──────── AVAILABLE RECORDS

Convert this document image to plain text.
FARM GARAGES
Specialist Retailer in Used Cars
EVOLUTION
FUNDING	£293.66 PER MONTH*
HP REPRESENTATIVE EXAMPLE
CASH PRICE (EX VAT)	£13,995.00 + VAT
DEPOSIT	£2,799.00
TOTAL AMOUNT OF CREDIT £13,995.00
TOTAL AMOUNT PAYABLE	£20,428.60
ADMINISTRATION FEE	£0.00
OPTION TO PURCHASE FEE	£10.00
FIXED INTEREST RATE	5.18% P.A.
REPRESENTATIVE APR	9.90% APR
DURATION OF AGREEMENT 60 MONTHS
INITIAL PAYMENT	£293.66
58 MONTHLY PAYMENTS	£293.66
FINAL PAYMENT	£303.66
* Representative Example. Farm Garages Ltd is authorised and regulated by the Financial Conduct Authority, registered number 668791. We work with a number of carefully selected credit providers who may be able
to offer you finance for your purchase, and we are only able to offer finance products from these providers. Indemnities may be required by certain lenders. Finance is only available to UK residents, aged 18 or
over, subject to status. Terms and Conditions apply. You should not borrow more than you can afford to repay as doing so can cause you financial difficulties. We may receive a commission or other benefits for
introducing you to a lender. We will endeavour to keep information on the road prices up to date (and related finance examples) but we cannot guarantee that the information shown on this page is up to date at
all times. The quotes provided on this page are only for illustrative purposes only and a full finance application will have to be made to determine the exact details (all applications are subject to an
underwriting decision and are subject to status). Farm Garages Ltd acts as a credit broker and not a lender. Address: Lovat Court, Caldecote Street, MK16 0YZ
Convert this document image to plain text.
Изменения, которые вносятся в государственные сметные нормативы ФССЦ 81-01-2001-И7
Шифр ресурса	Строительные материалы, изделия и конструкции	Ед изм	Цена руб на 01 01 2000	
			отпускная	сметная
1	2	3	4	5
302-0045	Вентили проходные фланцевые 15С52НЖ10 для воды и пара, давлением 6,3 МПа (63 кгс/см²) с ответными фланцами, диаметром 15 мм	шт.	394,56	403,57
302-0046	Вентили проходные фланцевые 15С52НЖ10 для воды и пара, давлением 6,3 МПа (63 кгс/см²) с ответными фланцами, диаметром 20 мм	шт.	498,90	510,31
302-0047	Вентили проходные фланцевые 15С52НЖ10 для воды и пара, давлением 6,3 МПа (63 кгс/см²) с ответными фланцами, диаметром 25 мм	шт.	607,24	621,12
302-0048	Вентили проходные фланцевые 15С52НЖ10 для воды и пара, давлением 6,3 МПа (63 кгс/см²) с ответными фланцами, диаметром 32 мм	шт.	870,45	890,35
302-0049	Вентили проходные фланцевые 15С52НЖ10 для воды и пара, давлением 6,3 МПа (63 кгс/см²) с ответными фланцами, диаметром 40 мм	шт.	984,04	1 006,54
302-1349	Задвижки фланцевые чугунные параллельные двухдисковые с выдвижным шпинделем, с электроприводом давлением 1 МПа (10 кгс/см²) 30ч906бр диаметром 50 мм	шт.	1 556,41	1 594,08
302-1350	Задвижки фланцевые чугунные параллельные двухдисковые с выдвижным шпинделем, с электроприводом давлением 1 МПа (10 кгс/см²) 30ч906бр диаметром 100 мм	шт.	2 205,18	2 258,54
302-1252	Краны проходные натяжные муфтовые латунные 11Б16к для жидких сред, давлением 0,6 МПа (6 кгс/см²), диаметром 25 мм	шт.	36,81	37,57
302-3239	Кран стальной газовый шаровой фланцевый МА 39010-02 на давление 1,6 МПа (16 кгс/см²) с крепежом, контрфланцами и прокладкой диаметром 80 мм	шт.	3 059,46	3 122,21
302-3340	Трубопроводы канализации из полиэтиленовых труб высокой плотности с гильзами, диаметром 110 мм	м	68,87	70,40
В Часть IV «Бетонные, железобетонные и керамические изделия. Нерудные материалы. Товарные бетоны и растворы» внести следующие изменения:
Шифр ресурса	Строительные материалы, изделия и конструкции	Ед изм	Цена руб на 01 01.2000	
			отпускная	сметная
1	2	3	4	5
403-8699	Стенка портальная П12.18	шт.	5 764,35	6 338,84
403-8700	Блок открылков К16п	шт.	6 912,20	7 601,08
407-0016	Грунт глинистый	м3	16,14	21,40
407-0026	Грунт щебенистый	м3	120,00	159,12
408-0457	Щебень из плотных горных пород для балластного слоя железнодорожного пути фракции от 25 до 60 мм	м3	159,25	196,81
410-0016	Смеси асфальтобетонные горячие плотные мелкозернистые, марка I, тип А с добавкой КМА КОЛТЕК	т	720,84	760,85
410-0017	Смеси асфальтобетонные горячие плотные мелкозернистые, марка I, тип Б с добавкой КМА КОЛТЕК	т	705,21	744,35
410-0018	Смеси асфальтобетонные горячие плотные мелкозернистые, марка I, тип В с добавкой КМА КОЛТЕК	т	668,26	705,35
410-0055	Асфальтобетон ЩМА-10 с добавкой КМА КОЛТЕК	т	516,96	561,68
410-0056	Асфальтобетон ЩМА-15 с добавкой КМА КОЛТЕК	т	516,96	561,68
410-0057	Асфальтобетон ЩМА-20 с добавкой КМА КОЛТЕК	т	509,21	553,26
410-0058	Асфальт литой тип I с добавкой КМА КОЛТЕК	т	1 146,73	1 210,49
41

────────────────

→ **THE TASK**:
Word for word, extract all the records.

→ **ANSWER IN FULL**:
Convert this document image to plain text.
FARM GARAGES
Specialist Retailer in Used Cars
EVOLUTION
FUNDING	£293.66 PER MONTH*
HP REPRESENTATIVE EXAMPLE
CASH PRICE (EX VAT)	£13,995.00 + VAT
DEPOSIT	£2,799.00
TOTAL AMOUNT OF CREDIT £13,995.00
TOTAL AMOUNT PAYABLE	£20,428.60
ADMINISTRATION FEE	£0.00
OPTION TO PURCHASE FEE	£10.00
FIXED INTEREST RATE	5.18% P.A.
REPRESENTATIVE APR	9.90% APR
DURATION OF AGREEMENT 60 MONTHS
INITIAL PAYMENT	£293.66
58 MONTHLY PAYMENTS	£293.66
FINAL PAYMENT	£303.66
* Representative Example. Farm Garages Ltd is authorised and regulated by the Financial Conduct Authority, registered number 668791. We work with a number of carefully selected credit providers who may be able
to offer you finance for your purchase, and we are only able to offer finance products from these providers. Indemnities may be required by certain lenders. Finance is only available to UK residents, aged 18 or
over, subject to status. Terms and Conditions apply. You should not borrow more than you can afford to repay as doing so can cause you financial difficulties. We may receive a commission or other benefits for
introducing you to a lender. We will endeavour to keep information on the road prices up to date (and related finance examples) but we cannot guarantee that the information shown on this page is up to date at
all times. The quotes provided on this page are only for illustrative purposes only and a full finance application will have to be made to determine the exact details (all applications are subject to an
underwriting decision and are subject to status). Farm Garages Ltd acts as a credit broker and not a lender. Address: Lovat Court, Caldecote Street, MK16 0YZ
Convert this document image to plain text.
Изменения, которые вносятся в государственные сметные нормативы ФССЦ 81-01-2001-И7
Шифр ресурса	Строительные материалы, изделия и конструкции	Ед изм	Цена руб на 01 01 2000	
			отпускная	сметная
1	2	3	4	5
302-0045	Вентили проходные фланцевые 15С52НЖ10 для воды и пара, давлением 6,3 МПа (63 кгс/см²) с ответными фланцами, диаметром 15 мм	шт.	394,56	403,57
302-0046	Вентили проходные фланцевые 15С52НЖ10 для воды и пара, давлением 6,3 МПа (63 кгс/см²) с ответными фланцами, диаметром 20 мм	шт.	498,90	510,31
302-0047	Вентили проходные фланцевые 15С52НЖ10 для воды и пара, давлением 6,3 МПа (63 кгс/см²) с ответными фланцами, диаметром 25 мм	шт.	607,24	621,12
302-0048	Вентили проходные фланцевые 15С52НЖ10 для воды и пара, давлением 6,3 МПа (63 кгс/см²) с ответными фланцами, диаметром 32 мм	шт.	870,45	890,35
302-0049	Вентили проходные фланцевые 15С52НЖ10 для воды и пара, давлением 6,3 МПа (63 кгс/см²) с ответными фланцами, диаметром 40 мм	шт.	984,04	1 006,54
302-1349	Задвижки фланцевые чугунные параллельные двухдисковые с выдвижным шпинделем, с электроприводом давлением 1 МПа (10 кгс/см²) 30ч906бр диаметром 50 мм	шт.	1 556,41	1 594,08
302-1350	Задвижки фланцевые чугунные параллельные двухдисковые с выдвижным шпинделем, с электроприводом давлением 1 МПа (10 кгс/см²) 30ч906бр диаметром 100 мм	шт.	2 205,18	2 258,54
302-1252	Краны проходные натяжные муфтовые латунные 11Б16к для жидких сред, давлением 0,6 МПа (6 кгс/см²), диаметром 25 мм	шт.	36,81	37,57
302-3239	Кран стальной газовый шаровой фланцевый МА 39010-02 на давление 1,6 МПа (16 кгс/см²) с крепежом, контрфланцами и прокладкой диаметром 80 мм	шт.	3 059,46	3 122,21
302-3340	Трубопроводы канализации из полиэтиленовых труб высокой плотности с гильзами, диаметром 110 мм	м	68,87	70,40
В Часть IV «Бетонные, железобетонные и керамические изделия. Нерудные материалы. Товарные бетоны и растворы» внести следующие изменения:
Шифр ресурса	Строительные материалы, изделия и конструкции	Ед изм	Цена руб на 01 01.2000	
			отпускная	сметная
1	2	3	4	5
403-8699	Стенка портальная П12.18	шт.	5 764,35	6 338,84
403-8700	Блок открылков К16п	шт.	6 912,20	7 601,08
407-0016	Грунт глинистый	м3	16,14	21,40
407-0026	Грунт щебенистый	м3	120,00	159,12
408-0457	Щебень из плотных горных пород для балластного слоя железнодорожного пути фракции от 25 до 60 мм	м3	159,25	196,81
410-0016	Смеси асфальтобетонные горячие плотные мелкозернистые, марка I, тип А с добавкой КМА КОЛТЕК	т	720,84	760,85
410-0017	Смеси асфальтобетонные горячие плотные мелкозернистые, марка I, тип Б с добавкой КМА КОЛТЕК	т	705,21	744,35
410-0018	Смеси асфальтобетонные горячие плотные мелкозернистые, марка I, тип В с добавкой КМА КОЛТЕК	т	668,26	705,35
410-0055	Асфальтобетон ЩМА-10 с добавкой КМА КОЛТЕК	т	516,96	561,68
410-0056	Асфальтобетон ЩМА-15 с добавкой КМА КОЛТЕК	т	516,96	561,68
410-0057	Асфальтобетон ЩМА-20 с добавкой КМА КОЛТЕК	т	509,21	553,26
410-0058	Асфальт литой тип I с добавкой КМА КОЛТЕК	т	1 146,73	1 210,49
41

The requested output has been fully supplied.